▶ [WHAT YOU SHOULD DO]
Copy out lines with the word "ASHWELL" from the material that follows.

▶ [INPUT MATERIAL]

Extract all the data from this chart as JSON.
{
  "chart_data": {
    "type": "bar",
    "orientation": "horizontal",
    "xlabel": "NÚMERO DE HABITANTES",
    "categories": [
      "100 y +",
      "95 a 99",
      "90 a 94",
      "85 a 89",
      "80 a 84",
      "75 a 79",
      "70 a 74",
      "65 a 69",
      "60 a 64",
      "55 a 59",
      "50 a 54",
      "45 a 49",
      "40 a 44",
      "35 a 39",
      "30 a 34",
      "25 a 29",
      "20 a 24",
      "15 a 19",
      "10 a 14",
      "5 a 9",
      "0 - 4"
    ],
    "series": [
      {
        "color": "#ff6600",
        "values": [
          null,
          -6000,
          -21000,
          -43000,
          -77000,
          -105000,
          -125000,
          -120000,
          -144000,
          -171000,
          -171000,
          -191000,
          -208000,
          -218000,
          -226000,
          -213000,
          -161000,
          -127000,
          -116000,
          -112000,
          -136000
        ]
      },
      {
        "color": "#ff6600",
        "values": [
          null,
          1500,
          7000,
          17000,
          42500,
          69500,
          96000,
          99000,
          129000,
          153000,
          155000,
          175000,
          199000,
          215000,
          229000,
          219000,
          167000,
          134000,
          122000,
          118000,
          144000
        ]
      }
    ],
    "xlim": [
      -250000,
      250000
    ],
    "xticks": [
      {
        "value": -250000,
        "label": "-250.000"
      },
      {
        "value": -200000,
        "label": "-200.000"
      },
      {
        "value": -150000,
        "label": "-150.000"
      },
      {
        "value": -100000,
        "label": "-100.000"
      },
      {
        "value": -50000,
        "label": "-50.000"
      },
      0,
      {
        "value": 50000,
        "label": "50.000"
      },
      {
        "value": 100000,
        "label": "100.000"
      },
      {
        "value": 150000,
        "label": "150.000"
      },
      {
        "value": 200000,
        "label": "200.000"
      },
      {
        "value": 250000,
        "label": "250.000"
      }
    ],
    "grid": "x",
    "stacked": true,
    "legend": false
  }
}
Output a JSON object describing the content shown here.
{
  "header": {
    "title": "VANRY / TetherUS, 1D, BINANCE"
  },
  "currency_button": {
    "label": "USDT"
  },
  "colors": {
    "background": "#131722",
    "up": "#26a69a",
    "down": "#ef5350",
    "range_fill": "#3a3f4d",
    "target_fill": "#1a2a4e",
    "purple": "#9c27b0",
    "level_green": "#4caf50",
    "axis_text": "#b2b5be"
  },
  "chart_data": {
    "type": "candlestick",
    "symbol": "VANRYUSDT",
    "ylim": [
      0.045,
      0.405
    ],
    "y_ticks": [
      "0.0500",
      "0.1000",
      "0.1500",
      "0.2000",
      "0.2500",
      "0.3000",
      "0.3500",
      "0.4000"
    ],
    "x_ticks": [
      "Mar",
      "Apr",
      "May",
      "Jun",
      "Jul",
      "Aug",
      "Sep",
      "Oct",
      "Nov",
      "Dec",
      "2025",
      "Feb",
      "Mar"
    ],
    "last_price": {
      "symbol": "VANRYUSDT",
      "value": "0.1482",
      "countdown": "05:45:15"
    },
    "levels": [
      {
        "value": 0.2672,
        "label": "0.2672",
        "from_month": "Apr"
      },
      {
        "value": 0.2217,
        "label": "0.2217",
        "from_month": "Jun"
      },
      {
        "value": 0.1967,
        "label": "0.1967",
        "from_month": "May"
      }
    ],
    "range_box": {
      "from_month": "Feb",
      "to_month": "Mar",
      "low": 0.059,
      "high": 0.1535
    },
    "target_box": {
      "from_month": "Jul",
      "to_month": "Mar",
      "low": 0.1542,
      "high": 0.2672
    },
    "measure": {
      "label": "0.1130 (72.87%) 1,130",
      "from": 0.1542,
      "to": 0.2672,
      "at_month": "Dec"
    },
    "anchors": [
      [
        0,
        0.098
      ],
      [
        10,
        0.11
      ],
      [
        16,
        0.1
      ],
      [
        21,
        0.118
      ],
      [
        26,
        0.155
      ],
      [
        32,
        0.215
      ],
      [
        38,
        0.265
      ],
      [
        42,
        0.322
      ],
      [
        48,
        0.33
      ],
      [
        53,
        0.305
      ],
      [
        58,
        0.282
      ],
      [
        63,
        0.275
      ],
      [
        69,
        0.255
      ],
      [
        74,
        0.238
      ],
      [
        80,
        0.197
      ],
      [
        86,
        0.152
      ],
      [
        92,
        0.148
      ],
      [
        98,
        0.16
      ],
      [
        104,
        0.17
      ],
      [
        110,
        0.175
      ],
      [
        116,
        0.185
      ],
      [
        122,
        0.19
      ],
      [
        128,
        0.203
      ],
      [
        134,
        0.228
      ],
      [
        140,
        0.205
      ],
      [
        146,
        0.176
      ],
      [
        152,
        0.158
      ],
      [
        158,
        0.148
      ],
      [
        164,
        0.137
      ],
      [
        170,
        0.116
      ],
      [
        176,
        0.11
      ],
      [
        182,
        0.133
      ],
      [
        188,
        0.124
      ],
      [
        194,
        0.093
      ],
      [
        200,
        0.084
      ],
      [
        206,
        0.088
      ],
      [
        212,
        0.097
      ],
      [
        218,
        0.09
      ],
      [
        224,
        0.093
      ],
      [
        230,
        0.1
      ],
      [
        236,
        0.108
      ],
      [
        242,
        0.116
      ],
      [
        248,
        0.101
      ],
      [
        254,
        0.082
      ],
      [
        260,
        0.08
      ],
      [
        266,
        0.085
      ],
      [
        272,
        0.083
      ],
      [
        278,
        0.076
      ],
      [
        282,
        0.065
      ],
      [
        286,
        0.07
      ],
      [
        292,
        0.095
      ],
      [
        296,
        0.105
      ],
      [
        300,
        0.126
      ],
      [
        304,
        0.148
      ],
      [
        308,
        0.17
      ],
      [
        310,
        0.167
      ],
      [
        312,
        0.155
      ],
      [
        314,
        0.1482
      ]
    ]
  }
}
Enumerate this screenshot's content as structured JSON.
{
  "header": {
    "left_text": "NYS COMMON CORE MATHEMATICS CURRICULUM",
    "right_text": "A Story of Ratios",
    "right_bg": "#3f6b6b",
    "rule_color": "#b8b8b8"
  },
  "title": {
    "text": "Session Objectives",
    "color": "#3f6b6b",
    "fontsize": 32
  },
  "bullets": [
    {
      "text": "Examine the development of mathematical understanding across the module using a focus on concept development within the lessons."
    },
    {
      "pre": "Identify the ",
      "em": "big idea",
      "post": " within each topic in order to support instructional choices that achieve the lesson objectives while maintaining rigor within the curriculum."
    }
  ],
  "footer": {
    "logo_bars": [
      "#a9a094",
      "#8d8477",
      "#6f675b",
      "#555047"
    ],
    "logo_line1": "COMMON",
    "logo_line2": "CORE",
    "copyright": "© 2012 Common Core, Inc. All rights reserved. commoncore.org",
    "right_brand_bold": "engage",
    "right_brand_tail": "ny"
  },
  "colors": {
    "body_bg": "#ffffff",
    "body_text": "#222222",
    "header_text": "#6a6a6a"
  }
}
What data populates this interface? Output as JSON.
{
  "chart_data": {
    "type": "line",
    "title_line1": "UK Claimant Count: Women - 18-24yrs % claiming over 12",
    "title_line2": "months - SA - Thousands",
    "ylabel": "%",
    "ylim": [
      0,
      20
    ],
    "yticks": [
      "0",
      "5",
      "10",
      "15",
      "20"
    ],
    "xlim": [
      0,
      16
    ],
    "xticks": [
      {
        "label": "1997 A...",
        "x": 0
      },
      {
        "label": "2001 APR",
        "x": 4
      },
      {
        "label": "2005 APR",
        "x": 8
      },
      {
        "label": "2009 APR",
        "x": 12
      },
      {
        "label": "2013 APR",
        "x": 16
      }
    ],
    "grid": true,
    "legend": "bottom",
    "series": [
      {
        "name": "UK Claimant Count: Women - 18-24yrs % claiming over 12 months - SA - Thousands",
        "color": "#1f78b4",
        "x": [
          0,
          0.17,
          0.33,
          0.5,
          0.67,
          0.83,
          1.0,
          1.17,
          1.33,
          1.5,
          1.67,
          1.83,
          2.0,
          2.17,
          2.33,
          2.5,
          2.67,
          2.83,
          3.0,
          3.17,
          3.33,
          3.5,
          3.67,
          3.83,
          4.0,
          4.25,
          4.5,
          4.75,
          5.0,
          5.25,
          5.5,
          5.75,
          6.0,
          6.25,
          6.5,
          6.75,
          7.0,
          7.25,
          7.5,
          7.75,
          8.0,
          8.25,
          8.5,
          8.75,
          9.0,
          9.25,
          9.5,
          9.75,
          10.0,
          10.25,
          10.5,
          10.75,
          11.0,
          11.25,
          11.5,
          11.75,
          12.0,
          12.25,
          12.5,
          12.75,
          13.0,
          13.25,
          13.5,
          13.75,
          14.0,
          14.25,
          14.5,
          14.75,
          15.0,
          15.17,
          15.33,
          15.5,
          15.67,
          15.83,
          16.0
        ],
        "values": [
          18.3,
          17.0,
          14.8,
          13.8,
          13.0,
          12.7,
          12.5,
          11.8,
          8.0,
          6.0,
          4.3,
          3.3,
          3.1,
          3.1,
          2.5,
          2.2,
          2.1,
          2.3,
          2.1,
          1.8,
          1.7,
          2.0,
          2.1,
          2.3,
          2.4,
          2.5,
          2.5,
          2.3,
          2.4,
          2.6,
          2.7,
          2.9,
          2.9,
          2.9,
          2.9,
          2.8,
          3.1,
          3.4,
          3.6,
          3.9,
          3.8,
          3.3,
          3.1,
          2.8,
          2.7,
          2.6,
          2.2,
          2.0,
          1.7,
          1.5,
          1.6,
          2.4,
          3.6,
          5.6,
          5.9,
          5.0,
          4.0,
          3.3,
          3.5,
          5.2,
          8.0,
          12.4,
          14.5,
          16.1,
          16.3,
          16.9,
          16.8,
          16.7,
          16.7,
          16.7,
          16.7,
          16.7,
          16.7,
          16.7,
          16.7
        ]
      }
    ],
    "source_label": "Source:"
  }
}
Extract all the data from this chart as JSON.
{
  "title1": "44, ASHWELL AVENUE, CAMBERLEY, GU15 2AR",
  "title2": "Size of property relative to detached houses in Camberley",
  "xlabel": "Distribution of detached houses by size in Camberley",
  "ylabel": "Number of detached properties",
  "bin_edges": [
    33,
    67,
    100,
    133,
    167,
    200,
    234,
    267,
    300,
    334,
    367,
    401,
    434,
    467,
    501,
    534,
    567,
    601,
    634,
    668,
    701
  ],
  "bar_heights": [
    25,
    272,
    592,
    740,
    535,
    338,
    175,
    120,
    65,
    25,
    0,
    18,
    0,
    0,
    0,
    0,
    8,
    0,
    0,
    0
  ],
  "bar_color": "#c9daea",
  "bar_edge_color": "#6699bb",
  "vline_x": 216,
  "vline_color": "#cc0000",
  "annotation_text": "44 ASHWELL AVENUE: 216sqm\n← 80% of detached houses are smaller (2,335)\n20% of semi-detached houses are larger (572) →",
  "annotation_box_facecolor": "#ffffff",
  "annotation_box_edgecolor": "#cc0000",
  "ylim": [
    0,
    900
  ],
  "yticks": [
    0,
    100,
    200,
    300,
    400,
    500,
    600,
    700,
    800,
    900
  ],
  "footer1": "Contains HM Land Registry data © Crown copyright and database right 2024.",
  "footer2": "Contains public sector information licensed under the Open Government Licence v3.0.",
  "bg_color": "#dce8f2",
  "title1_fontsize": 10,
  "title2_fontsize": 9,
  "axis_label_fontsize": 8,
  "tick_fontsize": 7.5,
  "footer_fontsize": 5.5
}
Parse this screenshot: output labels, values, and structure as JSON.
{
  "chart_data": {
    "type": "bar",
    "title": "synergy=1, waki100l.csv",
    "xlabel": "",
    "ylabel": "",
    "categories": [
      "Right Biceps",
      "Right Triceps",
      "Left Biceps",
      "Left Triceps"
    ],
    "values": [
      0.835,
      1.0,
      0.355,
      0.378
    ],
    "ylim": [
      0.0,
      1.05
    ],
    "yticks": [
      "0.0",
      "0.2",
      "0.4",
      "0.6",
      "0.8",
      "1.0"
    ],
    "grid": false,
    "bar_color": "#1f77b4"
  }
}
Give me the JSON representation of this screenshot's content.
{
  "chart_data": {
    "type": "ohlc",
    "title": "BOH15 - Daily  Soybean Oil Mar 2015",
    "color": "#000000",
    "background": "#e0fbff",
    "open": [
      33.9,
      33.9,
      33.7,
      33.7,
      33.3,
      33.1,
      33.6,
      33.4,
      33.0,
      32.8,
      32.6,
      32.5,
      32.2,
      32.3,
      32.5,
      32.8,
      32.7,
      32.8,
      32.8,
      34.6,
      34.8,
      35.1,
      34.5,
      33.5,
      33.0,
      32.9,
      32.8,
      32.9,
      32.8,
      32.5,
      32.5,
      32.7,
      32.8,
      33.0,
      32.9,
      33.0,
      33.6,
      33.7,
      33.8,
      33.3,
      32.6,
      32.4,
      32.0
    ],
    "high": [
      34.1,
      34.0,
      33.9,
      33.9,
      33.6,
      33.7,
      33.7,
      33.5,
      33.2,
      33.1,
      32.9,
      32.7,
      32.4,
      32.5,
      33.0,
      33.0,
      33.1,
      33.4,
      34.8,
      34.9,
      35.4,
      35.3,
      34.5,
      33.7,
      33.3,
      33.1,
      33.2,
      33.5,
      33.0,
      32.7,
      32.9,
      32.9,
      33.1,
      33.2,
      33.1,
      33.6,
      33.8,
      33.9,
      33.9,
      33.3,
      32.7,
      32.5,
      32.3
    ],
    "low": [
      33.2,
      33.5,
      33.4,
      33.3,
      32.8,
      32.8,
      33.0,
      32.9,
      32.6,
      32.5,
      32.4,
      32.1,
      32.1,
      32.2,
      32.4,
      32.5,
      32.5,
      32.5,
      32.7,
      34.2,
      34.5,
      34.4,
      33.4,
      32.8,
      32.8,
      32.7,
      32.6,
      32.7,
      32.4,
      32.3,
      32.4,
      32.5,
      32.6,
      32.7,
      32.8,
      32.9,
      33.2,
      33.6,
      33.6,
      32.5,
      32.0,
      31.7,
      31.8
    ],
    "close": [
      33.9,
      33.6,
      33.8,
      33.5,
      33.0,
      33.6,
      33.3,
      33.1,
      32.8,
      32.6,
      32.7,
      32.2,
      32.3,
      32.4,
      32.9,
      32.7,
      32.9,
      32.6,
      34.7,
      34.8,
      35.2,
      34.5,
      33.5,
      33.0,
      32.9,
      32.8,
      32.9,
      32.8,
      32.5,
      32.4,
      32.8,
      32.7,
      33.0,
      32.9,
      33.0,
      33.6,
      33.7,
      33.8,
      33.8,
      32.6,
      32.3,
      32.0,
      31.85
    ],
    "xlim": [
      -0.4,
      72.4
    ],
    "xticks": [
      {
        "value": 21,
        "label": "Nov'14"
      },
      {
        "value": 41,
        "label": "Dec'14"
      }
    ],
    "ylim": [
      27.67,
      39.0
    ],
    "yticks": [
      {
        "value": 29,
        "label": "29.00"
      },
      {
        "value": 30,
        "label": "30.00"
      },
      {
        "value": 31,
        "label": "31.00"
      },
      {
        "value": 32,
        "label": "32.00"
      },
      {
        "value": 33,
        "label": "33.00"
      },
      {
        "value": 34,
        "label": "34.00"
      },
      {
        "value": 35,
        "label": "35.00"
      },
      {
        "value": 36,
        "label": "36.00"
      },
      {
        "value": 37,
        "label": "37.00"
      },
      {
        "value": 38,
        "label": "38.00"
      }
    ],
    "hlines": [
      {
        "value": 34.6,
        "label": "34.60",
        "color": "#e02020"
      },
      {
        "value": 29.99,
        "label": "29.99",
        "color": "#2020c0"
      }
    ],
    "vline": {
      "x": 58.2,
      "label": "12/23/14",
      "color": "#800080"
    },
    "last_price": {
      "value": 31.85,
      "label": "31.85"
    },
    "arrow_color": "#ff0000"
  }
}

▶ [TASK OUTPUT]
  "title1": "44, ASHWELL AVENUE, CAMBERLEY, GU15 2AR",
  "annotation_text": "44 ASHWELL AVENUE: 216sqm\n← 80% of detached houses are smaller (2,335)\n20% of semi-detached houses are larger (572) →",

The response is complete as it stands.